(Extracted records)

--- --- ---

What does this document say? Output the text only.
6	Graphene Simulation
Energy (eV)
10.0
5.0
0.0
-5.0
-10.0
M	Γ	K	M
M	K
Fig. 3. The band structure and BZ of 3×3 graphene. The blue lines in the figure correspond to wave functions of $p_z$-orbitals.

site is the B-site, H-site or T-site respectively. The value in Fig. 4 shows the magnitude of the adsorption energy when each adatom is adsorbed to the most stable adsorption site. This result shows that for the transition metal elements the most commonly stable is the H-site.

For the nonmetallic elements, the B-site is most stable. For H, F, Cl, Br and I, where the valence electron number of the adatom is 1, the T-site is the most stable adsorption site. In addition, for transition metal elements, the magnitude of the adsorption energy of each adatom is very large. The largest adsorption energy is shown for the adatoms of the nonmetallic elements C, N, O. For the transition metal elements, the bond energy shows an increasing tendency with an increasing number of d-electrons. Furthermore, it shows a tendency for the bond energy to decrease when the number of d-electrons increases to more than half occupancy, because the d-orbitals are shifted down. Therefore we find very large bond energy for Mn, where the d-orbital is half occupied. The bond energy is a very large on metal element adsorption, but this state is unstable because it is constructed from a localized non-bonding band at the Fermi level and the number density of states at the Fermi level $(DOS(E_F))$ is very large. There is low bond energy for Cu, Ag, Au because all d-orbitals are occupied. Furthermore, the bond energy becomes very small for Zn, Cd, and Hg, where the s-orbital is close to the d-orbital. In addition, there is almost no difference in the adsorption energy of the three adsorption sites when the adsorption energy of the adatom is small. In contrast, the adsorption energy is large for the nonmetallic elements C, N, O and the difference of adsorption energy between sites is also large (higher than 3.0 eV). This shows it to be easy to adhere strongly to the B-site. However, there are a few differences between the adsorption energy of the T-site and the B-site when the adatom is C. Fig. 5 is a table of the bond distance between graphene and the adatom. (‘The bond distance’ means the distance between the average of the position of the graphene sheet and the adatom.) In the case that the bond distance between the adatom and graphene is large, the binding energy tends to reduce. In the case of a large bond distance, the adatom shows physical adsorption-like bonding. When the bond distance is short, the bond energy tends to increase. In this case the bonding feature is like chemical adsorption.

--- --- ---

■ **Written exercise**:
Can you give every line above again, exactly as written?

■ **Answer in full**:
What does this document say? Output the text only.
6	Graphene Simulation
Energy (eV)
10.0
5.0
0.0
-5.0
-10.0
M	Γ	K	M
M	K
Fig. 3. The band structure and BZ of 3×3 graphene. The blue lines in the figure correspond to wave functions of $p_z$-orbitals.

site is the B-site, H-site or T-site respectively. The value in Fig. 4 shows the magnitude of the adsorption energy when each adatom is adsorbed to the most stable adsorption site. This result shows that for the transition metal elements the most commonly stable is the H-site.

For the nonmetallic elements, the B-site is most stable. For H, F, Cl, Br and I, where the valence electron number of the adatom is 1, the T-site is the most stable adsorption site. In addition, for transition metal elements, the magnitude of the adsorption energy of each adatom is very large. The largest adsorption energy is shown for the adatoms of the nonmetallic elements C, N, O. For the transition metal elements, the bond energy shows an increasing tendency with an increasing number of d-electrons. Furthermore, it shows a tendency for the bond energy to decrease when the number of d-electrons increases to more than half occupancy, because the d-orbitals are shifted down. Therefore we find very large bond energy for Mn, where the d-orbital is half occupied. The bond energy is a very large on metal element adsorption, but this state is unstable because it is constructed from a localized non-bonding band at the Fermi level and the number density of states at the Fermi level $(DOS(E_F))$ is very large. There is low bond energy for Cu, Ag, Au because all d-orbitals are occupied. Furthermore, the bond energy becomes very small for Zn, Cd, and Hg, where the s-orbital is close to the d-orbital. In addition, there is almost no difference in the adsorption energy of the three adsorption sites when the adsorption energy of the adatom is small. In contrast, the adsorption energy is large for the nonmetallic elements C, N, O and the difference of adsorption energy between sites is also large (higher than 3.0 eV). This shows it to be easy to adhere strongly to the B-site. However, there are a few differences between the adsorption energy of the T-site and the B-site when the adatom is C. Fig. 5 is a table of the bond distance between graphene and the adatom. (‘The bond distance’ means the distance between the average of the position of the graphene sheet and the adatom.) In the case that the bond distance between the adatom and graphene is large, the binding energy tends to reduce. In the case of a large bond distance, the adatom shows physical adsorption-like bonding. When the bond distance is short, the bond energy tends to increase. In this case the bonding feature is like chemical adsorption.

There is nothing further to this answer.